═════ Raw records

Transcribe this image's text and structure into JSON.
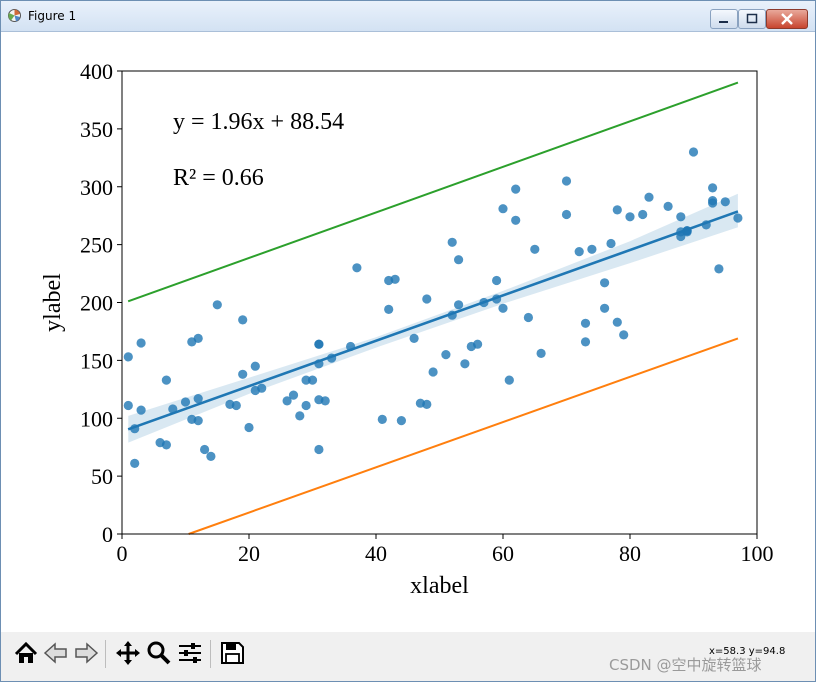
{
  "window": {
    "title": "Figure 1"
  },
  "chart_data": {
    "type": "scatter",
    "title": "",
    "xlabel": "xlabel",
    "ylabel": "ylabel",
    "xlim": [
      0,
      100
    ],
    "ylim": [
      0,
      400
    ],
    "xticks": [
      "0",
      "20",
      "40",
      "60",
      "80",
      "100"
    ],
    "yticks": [
      "0",
      "50",
      "100",
      "150",
      "200",
      "250",
      "300",
      "350",
      "400"
    ],
    "grid": false,
    "equation_text": "y = 1.96x + 88.54",
    "r2_text": "R² = 0.66",
    "colors": {
      "points": "#1f77b4",
      "fit": "#1f77b4",
      "upper": "#2ca02c",
      "lower": "#ff7f0e"
    },
    "points": [
      [
        1,
        153
      ],
      [
        1,
        111
      ],
      [
        2,
        91
      ],
      [
        2,
        61
      ],
      [
        3,
        107
      ],
      [
        3,
        165
      ],
      [
        6,
        79
      ],
      [
        7,
        133
      ],
      [
        7,
        77
      ],
      [
        8,
        108
      ],
      [
        10,
        114
      ],
      [
        11,
        166
      ],
      [
        11,
        99
      ],
      [
        12,
        169
      ],
      [
        12,
        98
      ],
      [
        12,
        117
      ],
      [
        13,
        73
      ],
      [
        14,
        67
      ],
      [
        15,
        198
      ],
      [
        17,
        112
      ],
      [
        18,
        111
      ],
      [
        19,
        185
      ],
      [
        19,
        138
      ],
      [
        20,
        92
      ],
      [
        21,
        145
      ],
      [
        21,
        124
      ],
      [
        22,
        126
      ],
      [
        26,
        115
      ],
      [
        27,
        120
      ],
      [
        28,
        102
      ],
      [
        29,
        133
      ],
      [
        29,
        111
      ],
      [
        30,
        133
      ],
      [
        31,
        164
      ],
      [
        31,
        164
      ],
      [
        31,
        147
      ],
      [
        31,
        116
      ],
      [
        31,
        73
      ],
      [
        32,
        115
      ],
      [
        33,
        152
      ],
      [
        36,
        162
      ],
      [
        37,
        230
      ],
      [
        41,
        99
      ],
      [
        42,
        219
      ],
      [
        42,
        194
      ],
      [
        43,
        220
      ],
      [
        44,
        98
      ],
      [
        46,
        169
      ],
      [
        47,
        113
      ],
      [
        48,
        112
      ],
      [
        48,
        203
      ],
      [
        49,
        140
      ],
      [
        51,
        155
      ],
      [
        52,
        252
      ],
      [
        52,
        189
      ],
      [
        53,
        237
      ],
      [
        53,
        198
      ],
      [
        54,
        147
      ],
      [
        55,
        162
      ],
      [
        56,
        164
      ],
      [
        57,
        200
      ],
      [
        59,
        219
      ],
      [
        59,
        203
      ],
      [
        60,
        281
      ],
      [
        60,
        195
      ],
      [
        61,
        133
      ],
      [
        62,
        298
      ],
      [
        62,
        271
      ],
      [
        64,
        187
      ],
      [
        65,
        246
      ],
      [
        66,
        156
      ],
      [
        70,
        276
      ],
      [
        70,
        305
      ],
      [
        72,
        244
      ],
      [
        73,
        182
      ],
      [
        73,
        166
      ],
      [
        74,
        246
      ],
      [
        76,
        217
      ],
      [
        76,
        195
      ],
      [
        77,
        251
      ],
      [
        78,
        183
      ],
      [
        78,
        280
      ],
      [
        79,
        172
      ],
      [
        80,
        274
      ],
      [
        82,
        276
      ],
      [
        83,
        291
      ],
      [
        86,
        283
      ],
      [
        88,
        261
      ],
      [
        88,
        257
      ],
      [
        88,
        274
      ],
      [
        89,
        261
      ],
      [
        89,
        262
      ],
      [
        89,
        262
      ],
      [
        90,
        330
      ],
      [
        92,
        267
      ],
      [
        93,
        286
      ],
      [
        93,
        299
      ],
      [
        93,
        288
      ],
      [
        94,
        229
      ],
      [
        95,
        287
      ],
      [
        97,
        273
      ]
    ],
    "fit_line": {
      "x": [
        0.97,
        97
      ],
      "slope": 1.96,
      "intercept": 88.54
    },
    "confidence_band": {
      "x": [
        1,
        20,
        40,
        60,
        80,
        97
      ],
      "lower": [
        79,
        121,
        161,
        199,
        234,
        265
      ],
      "upper": [
        102,
        135,
        170,
        210,
        253,
        294
      ]
    },
    "series": [
      {
        "x": [
          0.97,
          97
        ],
        "y": [
          201,
          390
        ]
      },
      {
        "x": [
          10.5,
          97
        ],
        "y": [
          0,
          169
        ]
      }
    ]
  },
  "toolbar": {
    "coords_text": "x=58.3 y=94.8",
    "watermark": "CSDN @空中旋转篮球"
  }
}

══════════

What is expected » All entries must be written out again exactly as given, with no pictures in the copy.

Task answer »
Transcribe this image's text and structure into JSON.
{
  "window": {
    "title": "Figure 1"
  },
  "chart_data": {
    "type": "scatter",
    "title": "",
    "xlabel": "xlabel",
    "ylabel": "ylabel",
    "xlim": [
      0,
      100
    ],
    "ylim": [
      0,
      400
    ],
    "xticks": [
      "0",
      "20",
      "40",
      "60",
      "80",
      "100"
    ],
    "yticks": [
      "0",
      "50",
      "100",
      "150",
      "200",
      "250",
      "300",
      "350",
      "400"
    ],
    "grid": false,
    "equation_text": "y = 1.96x + 88.54",
    "r2_text": "R² = 0.66",
    "colors": {
      "points": "#1f77b4",
      "fit": "#1f77b4",
      "upper": "#2ca02c",
      "lower": "#ff7f0e"
    },
    "points": [
      [
        1,
        153
      ],
      [
        1,
        111
      ],
      [
        2,
        91
      ],
      [
        2,
        61
      ],
      [
        3,
        107
      ],
      [
        3,
        165
      ],
      [
        6,
        79
      ],
      [
        7,
        133
      ],
      [
        7,
        77
      ],
      [
        8,
        108
      ],
      [
        10,
        114
      ],
      [
        11,
        166
      ],
      [
        11,
        99
      ],
      [
        12,
        169
      ],
      [
        12,
        98
      ],
      [
        12,
        117
      ],
      [
        13,
        73
      ],
      [
        14,
        67
      ],
      [
        15,
        198
      ],
      [
        17,
        112
      ],
      [
        18,
        111
      ],
      [
        19,
        185
      ],
      [
        19,
        138
      ],
      [
        20,
        92
      ],
      [
        21,
        145
      ],
      [
        21,
        124
      ],
      [
        22,
        126
      ],
      [
        26,
        115
      ],
      [
        27,
        120
      ],
      [
        28,
        102
      ],
      [
        29,
        133
      ],
      [
        29,
        111
      ],
      [
        30,
        133
      ],
      [
        31,
        164
      ],
      [
        31,
        164
      ],
      [
        31,
        147
      ],
      [
        31,
        116
      ],
      [
        31,
        73
      ],
      [
        32,
        115
      ],
      [
        33,
        152
      ],
      [
        36,
        162
      ],
      [
        37,
        230
      ],
      [
        41,
        99
      ],
      [
        42,
        219
      ],
      [
        42,
        194
      ],
      [
        43,
        220
      ],
      [
        44,
        98
      ],
      [
        46,
        169
      ],
      [
        47,
        113
      ],
      [
        48,
        112
      ],
      [
        48,
        203
      ],
      [
        49,
        140
      ],
      [
        51,
        155
      ],
      [
        52,
        252
      ],
      [
        52,
        189
      ],
      [
        53,
        237
      ],
      [
        53,
        198
      ],
      [
        54,
        147
      ],
      [
        55,
        162
      ],
      [
        56,
        164
      ],
      [
        57,
        200
      ],
      [
        59,
        219
      ],
      [
        59,
        203
      ],
      [
        60,
        281
      ],
      [
        60,
        195
      ],
      [
        61,
        133
      ],
      [
        62,
        298
      ],
      [
        62,
        271
      ],
      [
        64,
        187
      ],
      [
        65,
        246
      ],
      [
        66,
        156
      ],
      [
        70,
        276
      ],
      [
        70,
        305
      ],
      [
        72,
        244
      ],
      [
        73,
        182
      ],
      [
        73,
        166
      ],
      [
        74,
        246
      ],
      [
        76,
        217
      ],
      [
        76,
        195
      ],
      [
        77,
        251
      ],
      [
        78,
        183
      ],
      [
        78,
        280
      ],
      [
        79,
        172
      ],
      [
        80,
        274
      ],
      [
        82,
        276
      ],
      [
        83,
        291
      ],
      [
        86,
        283
      ],
      [
        88,
        261
      ],
      [
        88,
        257
      ],
      [
        88,
        274
      ],
      [
        89,
        261
      ],
      [
        89,
        262
      ],
      [
        89,
        262
      ],
      [
        90,
        330
      ],
      [
        92,
        267
      ],
      [
        93,
        286
      ],
      [
        93,
        299
      ],
      [
        93,
        288
      ],
      [
        94,
        229
      ],
      [
        95,
        287
      ],
      [
        97,
        273
      ]
    ],
    "fit_line": {
      "x": [
        0.97,
        97
      ],
      "slope": 1.96,
      "intercept": 88.54
    },
    "confidence_band": {
      "x": [
        1,
        20,
        40,
        60,
        80,
        97
      ],
      "lower": [
        79,
        121,
        161,
        199,
        234,
        265
      ],
      "upper": [
        102,
        135,
        170,
        210,
        253,
        294
      ]
    },
    "series": [
      {
        "x": [
          0.97,
          97
        ],
        "y": [
          201,
          390
        ]
      },
      {
        "x": [
          10.5,
          97
        ],
        "y": [
          0,
          169
        ]
      }
    ]
  },
  "toolbar": {
    "coords_text": "x=58.3 y=94.8",
    "watermark": "CSDN @空中旋转篮球"
  }
}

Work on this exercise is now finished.